> [Excerpts from a figure dataset]:
________

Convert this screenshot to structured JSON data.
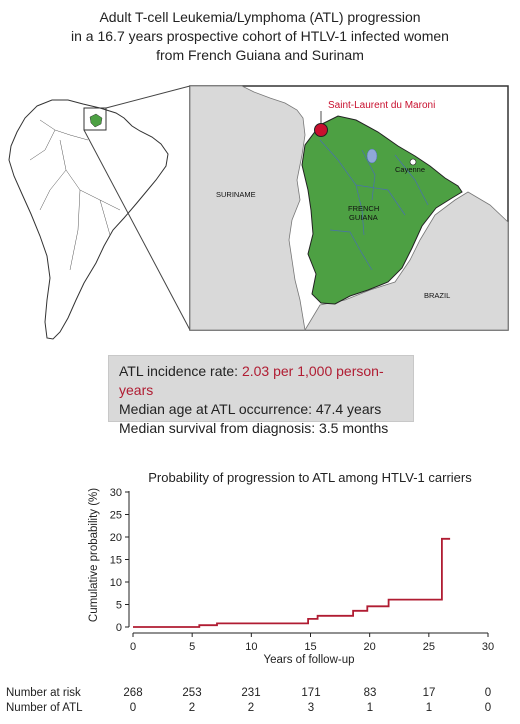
{
  "title_lines": [
    "Adult T-cell Leukemia/Lymphoma (ATL) progression",
    "in a 16.7 years prospective cohort of HTLV-1 infected women",
    "from French Guiana and Surinam"
  ],
  "map": {
    "city_label": "Saint-Laurent du Maroni",
    "labels": {
      "suriname": "SURINAME",
      "french_guiana_1": "FRENCH",
      "french_guiana_2": "GUIANA",
      "cayenne": "Cayenne",
      "brazil": "BRAZIL"
    },
    "colors": {
      "guiana_fill": "#4da043",
      "city_marker": "#c8102e",
      "surround": "#d9d9d9",
      "river": "#4a6fb0"
    }
  },
  "stats": {
    "incidence_label": "ATL incidence rate: ",
    "incidence_value": "2.03 per 1,000 person-years",
    "median_age": "Median age at ATL occurrence: 47.4 years",
    "median_survival": "Median survival from diagnosis: 3.5 months",
    "highlight_color": "#b01c32"
  },
  "chart_data": {
    "type": "line",
    "title": "Probability of progression to ATL among HTLV-1 carriers",
    "xlabel": "Years of follow-up",
    "ylabel": "Cumulative probability (%)",
    "xlim": [
      0,
      30
    ],
    "ylim": [
      0,
      30
    ],
    "xticks": [
      0,
      5,
      10,
      15,
      20,
      25,
      30
    ],
    "yticks": [
      0,
      5,
      10,
      15,
      20,
      25,
      30
    ],
    "line_color": "#b01c32",
    "series": [
      {
        "x": [
          0,
          5.6,
          5.6,
          7.1,
          7.1,
          14.8,
          14.8,
          15.6,
          15.6,
          18.6,
          18.6,
          19.8,
          19.8,
          21.6,
          21.6,
          26.1,
          26.1,
          26.8
        ],
        "y": [
          0,
          0,
          0.4,
          0.4,
          0.8,
          0.8,
          1.8,
          1.8,
          2.5,
          2.5,
          3.6,
          3.6,
          4.6,
          4.6,
          6.1,
          6.1,
          19.6,
          19.6
        ]
      }
    ],
    "risk_table": {
      "number_at_risk_label": "Number at risk",
      "number_at_risk": [
        "268",
        "253",
        "231",
        "171",
        "83",
        "17",
        "0"
      ],
      "number_of_atl_label": "Number of ATL",
      "number_of_atl": [
        "0",
        "2",
        "2",
        "3",
        "1",
        "1",
        "0"
      ]
    }
  }
}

________

> [Problem to solve]:
Reproduce every entry word for word, but skip any pictures.

> [The result]:
Convert this screenshot to structured JSON data.
{
  "title_lines": [
    "Adult T-cell Leukemia/Lymphoma (ATL) progression",
    "in a 16.7 years prospective cohort of HTLV-1 infected women",
    "from French Guiana and Surinam"
  ],
  "map": {
    "city_label": "Saint-Laurent du Maroni",
    "labels": {
      "suriname": "SURINAME",
      "french_guiana_1": "FRENCH",
      "french_guiana_2": "GUIANA",
      "cayenne": "Cayenne",
      "brazil": "BRAZIL"
    },
    "colors": {
      "guiana_fill": "#4da043",
      "city_marker": "#c8102e",
      "surround": "#d9d9d9",
      "river": "#4a6fb0"
    }
  },
  "stats": {
    "incidence_label": "ATL incidence rate: ",
    "incidence_value": "2.03 per 1,000 person-years",
    "median_age": "Median age at ATL occurrence: 47.4 years",
    "median_survival": "Median survival from diagnosis: 3.5 months",
    "highlight_color": "#b01c32"
  },
  "chart_data": {
    "type": "line",
    "title": "Probability of progression to ATL among HTLV-1 carriers",
    "xlabel": "Years of follow-up",
    "ylabel": "Cumulative probability (%)",
    "xlim": [
      0,
      30
    ],
    "ylim": [
      0,
      30
    ],
    "xticks": [
      0,
      5,
      10,
      15,
      20,
      25,
      30
    ],
    "yticks": [
      0,
      5,
      10,
      15,
      20,
      25,
      30
    ],
    "line_color": "#b01c32",
    "series": [
      {
        "x": [
          0,
          5.6,
          5.6,
          7.1,
          7.1,
          14.8,
          14.8,
          15.6,
          15.6,
          18.6,
          18.6,
          19.8,
          19.8,
          21.6,
          21.6,
          26.1,
          26.1,
          26.8
        ],
        "y": [
          0,
          0,
          0.4,
          0.4,
          0.8,
          0.8,
          1.8,
          1.8,
          2.5,
          2.5,
          3.6,
          3.6,
          4.6,
          4.6,
          6.1,
          6.1,
          19.6,
          19.6
        ]
      }
    ],
    "risk_table": {
      "number_at_risk_label": "Number at risk",
      "number_at_risk": [
        "268",
        "253",
        "231",
        "171",
        "83",
        "17",
        "0"
      ],
      "number_of_atl_label": "Number of ATL",
      "number_of_atl": [
        "0",
        "2",
        "2",
        "3",
        "1",
        "1",
        "0"
      ]
    }
  }
}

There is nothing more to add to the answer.